[Start]

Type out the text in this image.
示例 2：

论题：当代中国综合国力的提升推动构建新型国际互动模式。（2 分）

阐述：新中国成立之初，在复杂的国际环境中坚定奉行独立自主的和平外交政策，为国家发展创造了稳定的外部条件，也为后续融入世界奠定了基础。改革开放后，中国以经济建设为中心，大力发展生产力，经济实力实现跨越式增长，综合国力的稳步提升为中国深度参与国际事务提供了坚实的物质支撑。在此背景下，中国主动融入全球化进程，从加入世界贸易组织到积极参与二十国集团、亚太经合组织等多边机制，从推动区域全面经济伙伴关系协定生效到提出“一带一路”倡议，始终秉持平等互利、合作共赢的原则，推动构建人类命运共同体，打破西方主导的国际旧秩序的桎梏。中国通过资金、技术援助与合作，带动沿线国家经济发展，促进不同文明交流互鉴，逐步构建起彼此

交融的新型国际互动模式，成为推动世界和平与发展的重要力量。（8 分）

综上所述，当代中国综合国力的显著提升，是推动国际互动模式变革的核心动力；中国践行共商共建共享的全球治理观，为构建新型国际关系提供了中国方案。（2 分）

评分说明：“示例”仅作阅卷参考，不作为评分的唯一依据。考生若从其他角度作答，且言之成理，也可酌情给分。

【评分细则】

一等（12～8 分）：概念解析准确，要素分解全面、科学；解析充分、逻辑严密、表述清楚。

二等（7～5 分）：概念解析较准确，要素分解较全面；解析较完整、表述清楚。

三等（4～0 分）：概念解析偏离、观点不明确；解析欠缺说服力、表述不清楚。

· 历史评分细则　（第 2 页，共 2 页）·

[End]

• **Directions for this task**
Nothing in the listing may be changed; retype it all exactly.

• **Output for this task**
Type out the text in this image.
示例 2：

论题：当代中国综合国力的提升推动构建新型国际互动模式。（2 分）

阐述：新中国成立之初，在复杂的国际环境中坚定奉行独立自主的和平外交政策，为国家发展创造了稳定的外部条件，也为后续融入世界奠定了基础。改革开放后，中国以经济建设为中心，大力发展生产力，经济实力实现跨越式增长，综合国力的稳步提升为中国深度参与国际事务提供了坚实的物质支撑。在此背景下，中国主动融入全球化进程，从加入世界贸易组织到积极参与二十国集团、亚太经合组织等多边机制，从推动区域全面经济伙伴关系协定生效到提出“一带一路”倡议，始终秉持平等互利、合作共赢的原则，推动构建人类命运共同体，打破西方主导的国际旧秩序的桎梏。中国通过资金、技术援助与合作，带动沿线国家经济发展，促进不同文明交流互鉴，逐步构建起彼此

交融的新型国际互动模式，成为推动世界和平与发展的重要力量。（8 分）

综上所述，当代中国综合国力的显著提升，是推动国际互动模式变革的核心动力；中国践行共商共建共享的全球治理观，为构建新型国际关系提供了中国方案。（2 分）

评分说明：“示例”仅作阅卷参考，不作为评分的唯一依据。考生若从其他角度作答，且言之成理，也可酌情给分。

【评分细则】

一等（12～8 分）：概念解析准确，要素分解全面、科学；解析充分、逻辑严密、表述清楚。

二等（7～5 分）：概念解析较准确，要素分解较全面；解析较完整、表述清楚。

三等（4～0 分）：概念解析偏离、观点不明确；解析欠缺说服力、表述不清楚。

· 历史评分细则　（第 2 页，共 2 页）·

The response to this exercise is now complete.